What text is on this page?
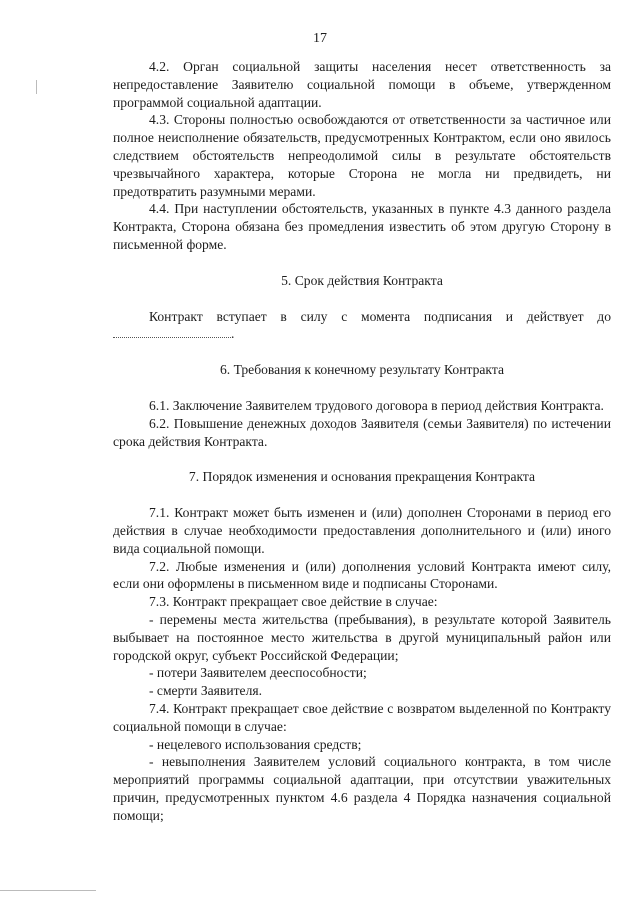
17

4.2. Орган социальной защиты населения несет ответственность за непредоставление Заявителю социальной помощи в объеме, утвержденном программой социальной адаптации.

4.3. Стороны полностью освобождаются от ответственности за частичное или полное неисполнение обязательств, предусмотренных Контрактом, если оно явилось следствием обстоятельств непреодолимой силы в результате обстоятельств чрезвычайного характера, которые Сторона не могла ни предвидеть, ни предотвратить разумными мерами.

4.4. При наступлении обстоятельств, указанных в пункте 4.3 данного раздела Контракта, Сторона обязана без промедления известить об этом другую Сторону в письменной форме.

5. Срок действия Контракта

Контракт вступает в силу с момента подписания и действует до .

6. Требования к конечному результату Контракта

6.1. Заключение Заявителем трудового договора в период действия Контракта.

6.2. Повышение денежных доходов Заявителя (семьи Заявителя) по истечении срока действия Контракта.

7. Порядок изменения и основания прекращения Контракта

7.1. Контракт может быть изменен и (или) дополнен Сторонами в период его действия в случае необходимости предоставления дополнительного и (или) иного вида социальной помощи.

7.2. Любые изменения и (или) дополнения условий Контракта имеют силу, если они оформлены в письменном виде и подписаны Сторонами.

7.3. Контракт прекращает свое действие в случае:

- перемены места жительства (пребывания), в результате которой Заявитель выбывает на постоянное место жительства в другой муниципальный район или городской округ, субъект Российской Федерации;

- потери Заявителем дееспособности;

- смерти Заявителя.

7.4. Контракт прекращает свое действие с возвратом выделенной по Контракту социальной помощи в случае:

- нецелевого использования средств;

- невыполнения Заявителем условий социального контракта, в том числе мероприятий программы социальной адаптации, при отсутствии уважительных причин, предусмотренных пунктом 4.6 раздела 4 Порядка назначения социальной помощи;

┄┄┄┄┄┄┄┄┄┄

## Problem:
Return every line in the listing that contains the word "силу".

## Expected answer:
Контракт вступает в силу с момента подписания и действует до .
7.2. Любые изменения и (или) дополнения условий Контракта имеют силу, если они оформлены в письменном виде и подписаны Сторонами.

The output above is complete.